### Requirements
Find the lines that hold the word "деловой" and return them.

### Supplied information
*****

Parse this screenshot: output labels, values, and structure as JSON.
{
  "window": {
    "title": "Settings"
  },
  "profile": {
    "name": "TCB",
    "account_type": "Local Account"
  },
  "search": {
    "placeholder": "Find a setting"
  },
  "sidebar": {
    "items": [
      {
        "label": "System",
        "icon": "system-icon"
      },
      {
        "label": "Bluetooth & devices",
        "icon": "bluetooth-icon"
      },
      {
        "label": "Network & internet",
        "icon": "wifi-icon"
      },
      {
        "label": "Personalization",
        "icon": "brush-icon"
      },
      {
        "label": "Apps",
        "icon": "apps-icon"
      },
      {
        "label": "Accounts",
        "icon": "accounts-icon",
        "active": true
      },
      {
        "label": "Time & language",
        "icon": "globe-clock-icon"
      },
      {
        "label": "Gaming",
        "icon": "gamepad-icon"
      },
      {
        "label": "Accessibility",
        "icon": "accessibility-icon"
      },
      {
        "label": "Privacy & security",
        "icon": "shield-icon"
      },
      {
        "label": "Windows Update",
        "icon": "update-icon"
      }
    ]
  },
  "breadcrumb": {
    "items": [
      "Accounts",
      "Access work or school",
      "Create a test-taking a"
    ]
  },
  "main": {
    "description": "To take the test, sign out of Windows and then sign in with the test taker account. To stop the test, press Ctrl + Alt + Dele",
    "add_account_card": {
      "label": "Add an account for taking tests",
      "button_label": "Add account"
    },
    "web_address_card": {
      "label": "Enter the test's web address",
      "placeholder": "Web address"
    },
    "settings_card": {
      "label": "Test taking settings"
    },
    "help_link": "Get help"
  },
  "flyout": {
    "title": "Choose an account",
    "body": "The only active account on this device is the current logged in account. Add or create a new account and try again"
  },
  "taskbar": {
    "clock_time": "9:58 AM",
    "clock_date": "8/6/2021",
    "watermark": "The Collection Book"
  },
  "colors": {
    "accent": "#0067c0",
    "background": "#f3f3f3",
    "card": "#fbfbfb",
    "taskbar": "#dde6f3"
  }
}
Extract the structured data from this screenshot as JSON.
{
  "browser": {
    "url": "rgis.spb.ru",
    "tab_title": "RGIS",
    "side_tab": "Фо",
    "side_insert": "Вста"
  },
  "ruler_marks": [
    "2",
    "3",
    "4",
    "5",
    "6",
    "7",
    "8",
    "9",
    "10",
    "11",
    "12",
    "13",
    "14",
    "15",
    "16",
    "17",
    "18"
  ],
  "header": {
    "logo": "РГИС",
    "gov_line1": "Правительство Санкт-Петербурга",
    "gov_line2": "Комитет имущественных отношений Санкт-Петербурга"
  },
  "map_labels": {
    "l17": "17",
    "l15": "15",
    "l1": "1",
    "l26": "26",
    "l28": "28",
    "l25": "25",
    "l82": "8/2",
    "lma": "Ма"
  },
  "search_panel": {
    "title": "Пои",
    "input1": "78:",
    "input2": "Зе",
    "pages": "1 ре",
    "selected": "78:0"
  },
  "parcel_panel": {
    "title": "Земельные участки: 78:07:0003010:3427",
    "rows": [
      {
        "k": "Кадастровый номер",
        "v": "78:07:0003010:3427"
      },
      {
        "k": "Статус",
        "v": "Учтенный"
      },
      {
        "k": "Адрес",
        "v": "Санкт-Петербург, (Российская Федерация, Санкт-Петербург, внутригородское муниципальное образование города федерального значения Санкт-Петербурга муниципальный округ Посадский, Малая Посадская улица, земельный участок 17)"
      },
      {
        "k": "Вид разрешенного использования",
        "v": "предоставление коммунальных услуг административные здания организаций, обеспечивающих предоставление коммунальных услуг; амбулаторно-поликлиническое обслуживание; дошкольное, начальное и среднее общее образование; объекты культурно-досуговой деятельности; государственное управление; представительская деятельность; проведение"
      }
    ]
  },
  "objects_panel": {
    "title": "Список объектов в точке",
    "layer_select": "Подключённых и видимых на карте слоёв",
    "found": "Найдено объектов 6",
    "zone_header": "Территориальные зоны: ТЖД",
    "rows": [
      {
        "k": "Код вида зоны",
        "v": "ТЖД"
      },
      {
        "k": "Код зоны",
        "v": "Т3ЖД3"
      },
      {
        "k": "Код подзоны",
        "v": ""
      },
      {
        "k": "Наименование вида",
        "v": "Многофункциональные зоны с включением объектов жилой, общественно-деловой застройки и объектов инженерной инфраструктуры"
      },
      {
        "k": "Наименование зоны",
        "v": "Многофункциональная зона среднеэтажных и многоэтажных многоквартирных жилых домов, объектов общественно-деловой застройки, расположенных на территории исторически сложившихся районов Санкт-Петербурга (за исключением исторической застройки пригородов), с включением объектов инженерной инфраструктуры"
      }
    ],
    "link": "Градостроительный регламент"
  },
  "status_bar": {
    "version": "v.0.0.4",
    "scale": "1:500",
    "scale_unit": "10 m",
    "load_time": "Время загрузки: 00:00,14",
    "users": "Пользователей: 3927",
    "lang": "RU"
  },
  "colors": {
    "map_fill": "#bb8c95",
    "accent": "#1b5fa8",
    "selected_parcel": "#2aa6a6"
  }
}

*****

### Written solution
        "v": "Многофункциональные зоны с включением объектов жилой, общественно-деловой застройки и объектов инженерной инфраструктуры"
        "v": "Многофункциональная зона среднеэтажных и многоэтажных многоквартирных жилых домов, объектов общественно-деловой застройки, расположенных на территории исторически сложившихся районов Санкт-Петербурга (за исключением исторической застройки пригородов), с включением объектов инженерной инфраструктуры"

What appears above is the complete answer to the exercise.